On the other hand, it can be a good idea in this specific example, to
add a vertical indication of where the x=0 intercept is:
geom_vline(xintercept = 0)
.
And: Always remember to think about the contrast between the color of the bars and the text!
Add labels to the plot
We can do the same with labels if we want:
R
penguin_example %>%
mutate(species = fct_infreq(species)) %>%
ggplot(aes(y = species)) +
geom_bar(fill = "darkorchid3") +
labs(
y = NULL,
x = "Number of penguins",
title = "Number of penguins at Palmer Station, Antarctica" ) +
theme_minimal(base_size = 14) +
theme(
plot.title = element_text(size = rel(1.1)),
panel.grid.major.y = element_blank(),
panel.grid.minor.y = element_blank(),
panel.grid.major.x = element_blank(),
panel.grid.minor.x = element_blank() ) +
scale_x_continuous(expand = expansion(mult = c(0, 0.01)), breaks = NULL) +
scale_y_discrete(breaks = NULL) +
geom_text(
data = penguin_count,
mapping = aes(x = n, y = species, label = n),
hjust = 1,
nudge_x = -0.25,
color = "white" ) +
geom_text(
data = penguin_count,
mapping = aes(x = 0, y = species, label = species),
hjust = 0,
nudge_x = 0.25,
color = "white",
fontface = "bold",
size = 4.5 ) +
geom_vline(xintercept = 0)

GIVEN INFORMATION —
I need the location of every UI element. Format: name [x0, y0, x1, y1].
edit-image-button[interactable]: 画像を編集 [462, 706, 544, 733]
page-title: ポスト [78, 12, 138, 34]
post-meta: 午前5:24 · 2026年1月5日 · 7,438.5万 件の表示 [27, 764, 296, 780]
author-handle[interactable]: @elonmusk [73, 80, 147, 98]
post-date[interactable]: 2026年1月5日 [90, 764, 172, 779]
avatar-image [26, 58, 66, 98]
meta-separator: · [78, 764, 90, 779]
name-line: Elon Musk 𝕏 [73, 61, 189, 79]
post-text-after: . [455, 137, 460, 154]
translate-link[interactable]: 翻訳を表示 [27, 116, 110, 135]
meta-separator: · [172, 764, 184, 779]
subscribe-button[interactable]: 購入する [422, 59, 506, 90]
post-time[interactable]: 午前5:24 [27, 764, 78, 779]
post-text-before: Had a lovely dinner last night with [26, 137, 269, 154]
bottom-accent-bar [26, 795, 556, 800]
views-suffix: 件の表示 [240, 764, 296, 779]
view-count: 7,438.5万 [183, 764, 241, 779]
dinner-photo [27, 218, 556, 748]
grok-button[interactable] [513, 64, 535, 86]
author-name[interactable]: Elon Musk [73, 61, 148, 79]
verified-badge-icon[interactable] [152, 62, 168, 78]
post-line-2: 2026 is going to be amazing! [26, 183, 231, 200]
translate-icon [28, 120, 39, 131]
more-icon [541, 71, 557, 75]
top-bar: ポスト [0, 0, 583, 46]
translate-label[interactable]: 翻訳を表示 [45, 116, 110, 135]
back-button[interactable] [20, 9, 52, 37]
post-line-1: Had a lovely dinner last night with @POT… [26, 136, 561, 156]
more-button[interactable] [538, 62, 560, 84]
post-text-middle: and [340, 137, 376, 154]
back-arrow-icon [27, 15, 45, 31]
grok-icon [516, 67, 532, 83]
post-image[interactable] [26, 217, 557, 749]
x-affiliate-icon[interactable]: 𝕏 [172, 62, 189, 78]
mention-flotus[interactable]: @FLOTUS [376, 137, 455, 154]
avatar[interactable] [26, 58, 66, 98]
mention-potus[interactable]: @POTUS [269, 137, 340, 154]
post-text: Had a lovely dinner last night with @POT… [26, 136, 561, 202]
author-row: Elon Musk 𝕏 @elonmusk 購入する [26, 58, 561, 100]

STATED EXERCISE 1 — In the penguin plot tutorial's code, which panel grid settings are set to element_blank()? Name every one.
STATED EXERCISE 2 — What fill color does the penguin plot tutorial give the bars?
STATED EXERCISE 3 — Carry on writing the penguin plot tutorial from the point where it ends.
The data isn't needed for any of this.

EXERCISE OUTPUT 1 — panel.grid.major.y, panel.grid.minor.y, panel.grid.major.x, panel.grid.minor.x

EXERCISE OUTPUT 2 — "darkorchid3"

EXERCISE OUTPUT 3 —
Slimmer bars
Depending on aspect ratio of the final plot, number of categories etc, we might want to adjust the width of the bars:
R
penguin_example %>%
mutate(species = fct_infreq(species)) %>%
ggplot(aes(y = species)) +
geom_bar(
fill = "darkorchid3",
width = 0.4 ) +
labs(
y = NULL,
x = "Number of penguins",
title = "Number of penguins at Palmer Station, Antarctica" ) +
theme_minimal(base_size = 14) +
theme(
plot.title = element_text(size = rel(1.1)),
panel.grid.major.y = element_blank(),
panel.grid.minor.y = element_blank(),
panel.grid.major.x = element_blank(),
panel.grid.minor.x = element_blank() ) +
scale_x_continuous(expand = expansion(mult = c(0, 0.01)), breaks = NULL) +
scale_y_discrete(breaks = NULL) +
geom_text(
data = penguin_count,
mapping = aes(x = n, y = species, label = n),
hjust = 1,
nudge_y = 0.1,
color = "white",
size = 5.5 ) +
geom_text(
data = penguin_count,
mapping = aes(x = 0, y = species, label = species),
hjust = 0,
nudge_x = 0.5,
nudge_y = 0.1,
color = "white",
fontface = "bold",
size = 4.5 ) +
geom_vline(xintercept = 0)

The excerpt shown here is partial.